<<<<

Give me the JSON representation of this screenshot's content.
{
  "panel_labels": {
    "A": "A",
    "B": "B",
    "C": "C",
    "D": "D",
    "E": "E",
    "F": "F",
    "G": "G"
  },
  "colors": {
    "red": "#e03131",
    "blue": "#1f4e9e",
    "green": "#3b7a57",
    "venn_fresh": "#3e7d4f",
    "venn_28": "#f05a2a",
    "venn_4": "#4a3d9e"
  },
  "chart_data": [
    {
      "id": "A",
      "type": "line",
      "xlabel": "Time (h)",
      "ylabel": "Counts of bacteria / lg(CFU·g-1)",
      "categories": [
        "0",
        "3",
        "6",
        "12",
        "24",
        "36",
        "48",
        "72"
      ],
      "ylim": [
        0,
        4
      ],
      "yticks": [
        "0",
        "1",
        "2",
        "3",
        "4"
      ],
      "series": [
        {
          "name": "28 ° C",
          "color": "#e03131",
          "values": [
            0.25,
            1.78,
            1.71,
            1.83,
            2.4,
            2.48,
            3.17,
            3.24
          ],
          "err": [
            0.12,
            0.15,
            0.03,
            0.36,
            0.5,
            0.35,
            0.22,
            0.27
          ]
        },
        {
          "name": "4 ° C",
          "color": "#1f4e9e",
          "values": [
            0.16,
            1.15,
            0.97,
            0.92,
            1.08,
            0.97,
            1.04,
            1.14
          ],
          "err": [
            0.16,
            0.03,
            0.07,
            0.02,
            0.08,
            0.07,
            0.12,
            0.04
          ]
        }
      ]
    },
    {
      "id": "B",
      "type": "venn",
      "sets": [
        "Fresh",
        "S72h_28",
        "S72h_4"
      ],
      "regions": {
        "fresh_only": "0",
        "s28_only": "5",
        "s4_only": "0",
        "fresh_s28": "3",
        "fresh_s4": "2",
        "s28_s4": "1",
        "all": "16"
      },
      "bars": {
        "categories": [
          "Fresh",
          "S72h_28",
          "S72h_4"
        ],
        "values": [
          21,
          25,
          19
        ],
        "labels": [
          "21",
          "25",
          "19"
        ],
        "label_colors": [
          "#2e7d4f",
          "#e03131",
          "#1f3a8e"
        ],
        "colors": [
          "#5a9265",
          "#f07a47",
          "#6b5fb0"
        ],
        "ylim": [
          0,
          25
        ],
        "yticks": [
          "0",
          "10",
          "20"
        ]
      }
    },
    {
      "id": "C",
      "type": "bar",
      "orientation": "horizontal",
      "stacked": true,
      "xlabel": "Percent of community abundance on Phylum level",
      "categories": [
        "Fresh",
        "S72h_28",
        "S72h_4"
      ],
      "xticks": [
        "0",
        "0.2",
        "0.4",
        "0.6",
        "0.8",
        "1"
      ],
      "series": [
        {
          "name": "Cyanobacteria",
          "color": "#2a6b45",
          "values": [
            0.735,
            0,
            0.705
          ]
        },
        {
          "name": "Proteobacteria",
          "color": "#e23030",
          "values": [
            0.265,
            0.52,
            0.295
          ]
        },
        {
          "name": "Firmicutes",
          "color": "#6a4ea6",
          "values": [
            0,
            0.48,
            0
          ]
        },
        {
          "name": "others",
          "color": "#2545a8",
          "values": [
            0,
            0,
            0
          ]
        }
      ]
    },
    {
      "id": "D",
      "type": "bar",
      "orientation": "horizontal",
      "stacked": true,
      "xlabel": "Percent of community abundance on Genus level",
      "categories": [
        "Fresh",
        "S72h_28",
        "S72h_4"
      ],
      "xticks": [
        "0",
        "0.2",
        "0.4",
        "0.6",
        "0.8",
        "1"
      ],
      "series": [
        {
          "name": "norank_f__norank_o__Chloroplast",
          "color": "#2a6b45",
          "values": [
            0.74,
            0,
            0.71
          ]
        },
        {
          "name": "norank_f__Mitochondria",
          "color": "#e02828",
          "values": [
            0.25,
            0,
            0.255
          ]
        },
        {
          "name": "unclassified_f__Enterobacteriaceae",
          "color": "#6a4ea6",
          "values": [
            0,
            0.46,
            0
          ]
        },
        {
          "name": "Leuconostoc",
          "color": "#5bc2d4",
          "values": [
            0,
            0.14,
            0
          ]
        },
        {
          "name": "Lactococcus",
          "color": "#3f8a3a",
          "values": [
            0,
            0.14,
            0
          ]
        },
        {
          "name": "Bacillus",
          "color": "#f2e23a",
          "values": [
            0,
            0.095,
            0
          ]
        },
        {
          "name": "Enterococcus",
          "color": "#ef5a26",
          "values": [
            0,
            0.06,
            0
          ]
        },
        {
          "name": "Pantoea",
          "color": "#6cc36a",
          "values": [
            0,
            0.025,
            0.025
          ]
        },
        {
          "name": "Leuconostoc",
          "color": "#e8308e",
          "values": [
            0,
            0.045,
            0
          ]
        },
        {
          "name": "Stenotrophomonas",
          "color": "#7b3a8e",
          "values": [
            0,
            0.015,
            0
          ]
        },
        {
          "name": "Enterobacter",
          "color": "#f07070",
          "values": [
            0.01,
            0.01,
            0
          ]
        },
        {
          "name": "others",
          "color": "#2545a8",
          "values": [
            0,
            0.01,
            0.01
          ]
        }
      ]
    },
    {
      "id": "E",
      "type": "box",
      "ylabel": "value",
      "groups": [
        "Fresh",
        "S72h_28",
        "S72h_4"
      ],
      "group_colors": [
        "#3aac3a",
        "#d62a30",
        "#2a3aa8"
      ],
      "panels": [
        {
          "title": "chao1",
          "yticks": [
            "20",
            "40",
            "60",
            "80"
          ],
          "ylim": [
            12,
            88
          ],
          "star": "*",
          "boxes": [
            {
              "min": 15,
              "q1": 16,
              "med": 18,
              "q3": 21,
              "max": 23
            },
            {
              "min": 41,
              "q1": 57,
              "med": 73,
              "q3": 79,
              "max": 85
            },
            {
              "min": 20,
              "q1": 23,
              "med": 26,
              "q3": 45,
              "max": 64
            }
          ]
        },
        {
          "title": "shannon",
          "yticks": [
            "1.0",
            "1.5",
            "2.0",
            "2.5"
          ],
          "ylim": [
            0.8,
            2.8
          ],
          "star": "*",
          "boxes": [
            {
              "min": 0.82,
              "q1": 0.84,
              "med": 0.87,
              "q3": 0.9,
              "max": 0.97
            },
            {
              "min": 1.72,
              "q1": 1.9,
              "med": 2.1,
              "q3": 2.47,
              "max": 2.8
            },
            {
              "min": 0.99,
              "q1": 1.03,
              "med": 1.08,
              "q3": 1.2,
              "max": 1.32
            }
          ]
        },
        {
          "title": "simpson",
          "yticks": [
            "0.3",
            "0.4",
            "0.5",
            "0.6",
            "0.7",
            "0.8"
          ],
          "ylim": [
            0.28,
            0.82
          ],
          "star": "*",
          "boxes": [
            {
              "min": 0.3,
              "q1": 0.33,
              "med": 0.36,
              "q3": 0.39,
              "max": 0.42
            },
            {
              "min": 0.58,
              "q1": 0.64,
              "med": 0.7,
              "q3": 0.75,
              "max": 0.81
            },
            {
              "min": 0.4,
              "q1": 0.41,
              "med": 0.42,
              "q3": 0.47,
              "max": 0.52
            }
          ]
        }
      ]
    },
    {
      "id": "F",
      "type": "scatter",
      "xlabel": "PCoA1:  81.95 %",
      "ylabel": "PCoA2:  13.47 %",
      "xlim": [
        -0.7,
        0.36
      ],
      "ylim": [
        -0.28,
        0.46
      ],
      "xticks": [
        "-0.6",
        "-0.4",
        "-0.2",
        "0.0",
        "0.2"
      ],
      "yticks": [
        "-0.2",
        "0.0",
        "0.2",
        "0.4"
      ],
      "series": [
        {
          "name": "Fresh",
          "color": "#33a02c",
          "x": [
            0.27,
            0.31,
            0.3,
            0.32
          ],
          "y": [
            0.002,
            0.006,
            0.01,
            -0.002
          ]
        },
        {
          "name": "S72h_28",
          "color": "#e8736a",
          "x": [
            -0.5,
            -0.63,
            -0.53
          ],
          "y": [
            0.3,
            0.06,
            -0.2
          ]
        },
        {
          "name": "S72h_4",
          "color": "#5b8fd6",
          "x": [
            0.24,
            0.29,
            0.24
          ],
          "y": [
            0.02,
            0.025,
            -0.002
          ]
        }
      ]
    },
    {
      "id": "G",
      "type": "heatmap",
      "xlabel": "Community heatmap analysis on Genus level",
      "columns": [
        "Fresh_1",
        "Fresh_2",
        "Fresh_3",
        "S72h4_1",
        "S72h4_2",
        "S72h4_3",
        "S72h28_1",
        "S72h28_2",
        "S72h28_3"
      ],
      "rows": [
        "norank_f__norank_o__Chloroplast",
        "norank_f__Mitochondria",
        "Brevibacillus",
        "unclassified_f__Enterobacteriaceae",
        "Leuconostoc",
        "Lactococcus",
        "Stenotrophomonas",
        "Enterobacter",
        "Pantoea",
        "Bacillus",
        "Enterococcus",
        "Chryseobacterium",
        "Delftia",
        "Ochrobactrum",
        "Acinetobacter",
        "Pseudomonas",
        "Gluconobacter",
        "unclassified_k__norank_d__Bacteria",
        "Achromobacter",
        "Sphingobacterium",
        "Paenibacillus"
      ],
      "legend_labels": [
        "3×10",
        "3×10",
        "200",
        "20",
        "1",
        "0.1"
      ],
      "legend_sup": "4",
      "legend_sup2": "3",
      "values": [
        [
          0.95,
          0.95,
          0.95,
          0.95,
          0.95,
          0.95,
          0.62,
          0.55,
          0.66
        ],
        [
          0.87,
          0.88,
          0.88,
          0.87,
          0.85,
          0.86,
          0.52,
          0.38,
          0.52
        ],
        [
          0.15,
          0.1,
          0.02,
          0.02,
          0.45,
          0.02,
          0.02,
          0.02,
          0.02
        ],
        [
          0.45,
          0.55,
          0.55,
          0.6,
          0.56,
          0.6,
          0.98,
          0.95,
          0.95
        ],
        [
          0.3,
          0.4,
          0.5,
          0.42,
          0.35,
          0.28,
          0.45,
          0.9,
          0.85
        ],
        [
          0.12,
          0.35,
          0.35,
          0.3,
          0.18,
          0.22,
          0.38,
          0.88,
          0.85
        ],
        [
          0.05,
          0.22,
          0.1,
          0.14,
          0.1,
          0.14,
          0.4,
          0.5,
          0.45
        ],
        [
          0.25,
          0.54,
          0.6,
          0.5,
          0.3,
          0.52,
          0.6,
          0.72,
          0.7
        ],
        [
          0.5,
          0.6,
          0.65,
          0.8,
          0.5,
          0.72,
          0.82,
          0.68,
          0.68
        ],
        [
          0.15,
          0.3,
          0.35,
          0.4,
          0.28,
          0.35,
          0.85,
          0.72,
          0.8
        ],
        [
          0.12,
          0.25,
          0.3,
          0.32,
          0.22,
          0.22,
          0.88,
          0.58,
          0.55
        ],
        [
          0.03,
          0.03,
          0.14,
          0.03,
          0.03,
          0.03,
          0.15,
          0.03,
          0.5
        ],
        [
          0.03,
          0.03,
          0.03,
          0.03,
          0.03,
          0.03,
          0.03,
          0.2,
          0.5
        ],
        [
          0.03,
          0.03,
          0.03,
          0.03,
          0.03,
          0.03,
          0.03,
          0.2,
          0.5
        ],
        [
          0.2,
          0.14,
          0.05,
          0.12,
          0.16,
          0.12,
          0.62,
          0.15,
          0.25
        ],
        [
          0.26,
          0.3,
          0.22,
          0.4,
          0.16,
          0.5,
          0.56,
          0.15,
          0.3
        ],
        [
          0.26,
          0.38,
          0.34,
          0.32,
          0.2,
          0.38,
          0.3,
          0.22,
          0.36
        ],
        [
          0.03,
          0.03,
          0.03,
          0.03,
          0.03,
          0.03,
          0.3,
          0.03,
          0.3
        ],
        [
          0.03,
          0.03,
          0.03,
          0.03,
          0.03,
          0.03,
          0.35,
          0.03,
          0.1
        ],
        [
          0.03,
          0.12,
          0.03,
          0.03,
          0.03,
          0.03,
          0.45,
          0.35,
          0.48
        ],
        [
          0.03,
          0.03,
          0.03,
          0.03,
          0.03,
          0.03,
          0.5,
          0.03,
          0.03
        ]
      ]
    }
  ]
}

>>>>

--- What you should do ---
Please state how many lines in the records contain the word "abundance", and give only that number.

--- Written answer ---
2